● Problem details
Collect every line below that contains the word "watermark".

● Provided data
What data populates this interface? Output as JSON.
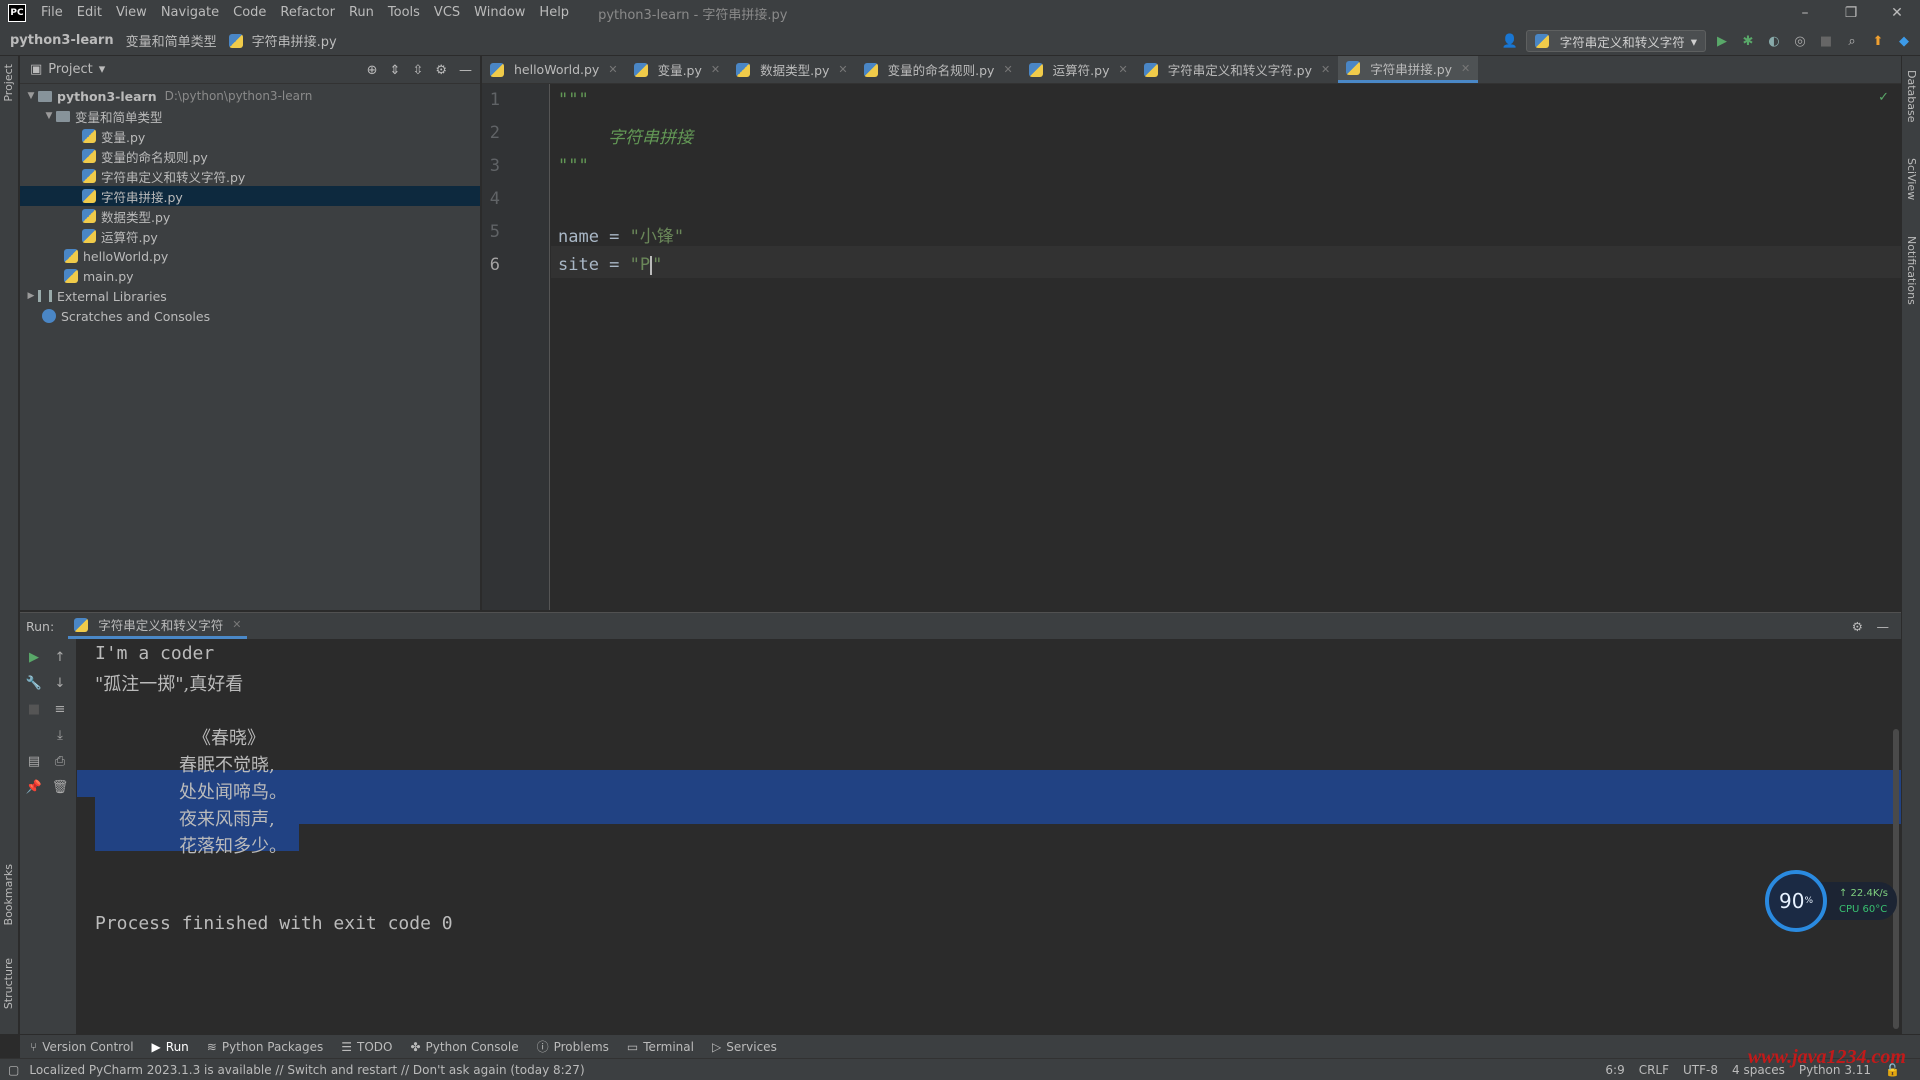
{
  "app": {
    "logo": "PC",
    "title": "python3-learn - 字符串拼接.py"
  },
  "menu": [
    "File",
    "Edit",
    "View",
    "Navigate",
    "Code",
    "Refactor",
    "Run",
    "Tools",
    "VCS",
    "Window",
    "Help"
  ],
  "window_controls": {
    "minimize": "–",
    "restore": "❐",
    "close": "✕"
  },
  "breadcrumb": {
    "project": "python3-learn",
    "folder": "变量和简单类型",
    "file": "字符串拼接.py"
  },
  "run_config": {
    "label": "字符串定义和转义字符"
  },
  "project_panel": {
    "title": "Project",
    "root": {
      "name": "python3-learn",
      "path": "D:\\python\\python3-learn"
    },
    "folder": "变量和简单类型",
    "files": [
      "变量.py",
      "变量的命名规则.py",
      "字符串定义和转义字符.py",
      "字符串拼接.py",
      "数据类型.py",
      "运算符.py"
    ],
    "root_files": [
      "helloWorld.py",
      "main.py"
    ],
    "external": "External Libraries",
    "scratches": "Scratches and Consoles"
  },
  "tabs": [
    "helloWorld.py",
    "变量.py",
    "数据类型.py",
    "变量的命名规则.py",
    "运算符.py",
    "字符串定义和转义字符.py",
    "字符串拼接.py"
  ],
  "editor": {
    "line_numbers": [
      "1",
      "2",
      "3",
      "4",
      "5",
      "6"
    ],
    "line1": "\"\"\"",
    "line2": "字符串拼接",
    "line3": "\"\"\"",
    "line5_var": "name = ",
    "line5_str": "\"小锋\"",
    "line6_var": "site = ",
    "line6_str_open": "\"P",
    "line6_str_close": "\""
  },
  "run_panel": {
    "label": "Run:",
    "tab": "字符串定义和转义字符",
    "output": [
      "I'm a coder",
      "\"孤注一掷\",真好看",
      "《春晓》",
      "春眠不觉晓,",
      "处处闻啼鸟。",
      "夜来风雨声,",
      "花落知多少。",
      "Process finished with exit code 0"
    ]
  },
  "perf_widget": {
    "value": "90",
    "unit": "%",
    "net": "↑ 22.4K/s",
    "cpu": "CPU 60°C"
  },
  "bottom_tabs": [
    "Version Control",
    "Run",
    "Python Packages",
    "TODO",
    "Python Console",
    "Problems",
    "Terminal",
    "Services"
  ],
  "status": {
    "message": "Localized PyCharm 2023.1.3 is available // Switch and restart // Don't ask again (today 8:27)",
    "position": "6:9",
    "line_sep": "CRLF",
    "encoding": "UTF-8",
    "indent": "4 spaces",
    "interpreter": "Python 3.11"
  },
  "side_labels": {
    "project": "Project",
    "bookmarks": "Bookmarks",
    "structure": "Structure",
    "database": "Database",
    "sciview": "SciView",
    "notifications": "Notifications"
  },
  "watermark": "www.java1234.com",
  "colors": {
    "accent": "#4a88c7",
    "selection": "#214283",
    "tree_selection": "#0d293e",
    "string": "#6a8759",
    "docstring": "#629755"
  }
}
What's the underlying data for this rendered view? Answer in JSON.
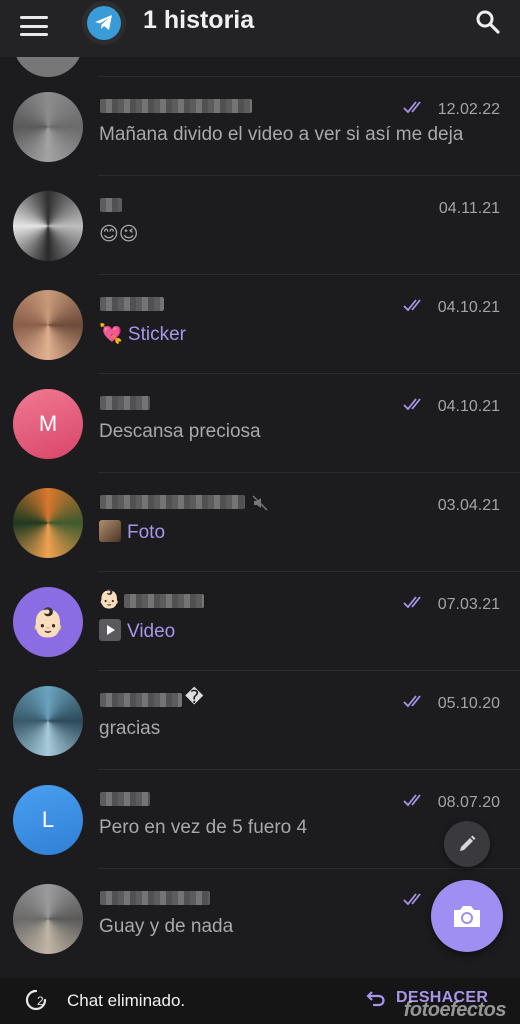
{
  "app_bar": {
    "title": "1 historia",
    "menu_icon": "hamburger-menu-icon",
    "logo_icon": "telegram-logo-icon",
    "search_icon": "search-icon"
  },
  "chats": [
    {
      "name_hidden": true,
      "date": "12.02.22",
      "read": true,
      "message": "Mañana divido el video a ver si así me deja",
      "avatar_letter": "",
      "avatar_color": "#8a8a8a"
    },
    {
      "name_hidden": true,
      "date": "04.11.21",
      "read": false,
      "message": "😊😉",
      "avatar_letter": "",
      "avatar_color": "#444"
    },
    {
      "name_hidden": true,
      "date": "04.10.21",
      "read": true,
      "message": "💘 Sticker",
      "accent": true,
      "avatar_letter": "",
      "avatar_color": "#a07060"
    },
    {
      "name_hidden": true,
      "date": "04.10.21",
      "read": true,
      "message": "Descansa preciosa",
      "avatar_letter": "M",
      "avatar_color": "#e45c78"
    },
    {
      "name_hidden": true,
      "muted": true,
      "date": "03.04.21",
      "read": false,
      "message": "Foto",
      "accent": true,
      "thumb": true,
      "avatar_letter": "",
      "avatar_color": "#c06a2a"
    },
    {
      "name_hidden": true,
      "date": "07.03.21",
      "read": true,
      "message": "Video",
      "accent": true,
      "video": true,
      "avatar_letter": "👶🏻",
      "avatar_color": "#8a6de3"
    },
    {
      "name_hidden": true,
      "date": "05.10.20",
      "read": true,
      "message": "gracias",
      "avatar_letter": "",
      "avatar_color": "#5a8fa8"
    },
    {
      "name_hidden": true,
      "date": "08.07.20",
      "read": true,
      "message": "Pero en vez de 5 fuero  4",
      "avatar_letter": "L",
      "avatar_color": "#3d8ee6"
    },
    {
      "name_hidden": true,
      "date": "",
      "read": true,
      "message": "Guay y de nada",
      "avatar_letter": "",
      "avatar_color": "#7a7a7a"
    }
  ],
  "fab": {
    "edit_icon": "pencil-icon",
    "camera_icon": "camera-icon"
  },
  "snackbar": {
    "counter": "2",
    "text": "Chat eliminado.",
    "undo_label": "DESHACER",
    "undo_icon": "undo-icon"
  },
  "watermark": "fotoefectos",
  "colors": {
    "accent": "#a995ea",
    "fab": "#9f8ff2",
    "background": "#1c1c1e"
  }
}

● Exercise answer
  "watermark": "www.java1234.com",
  "watermark": "fotoefectos",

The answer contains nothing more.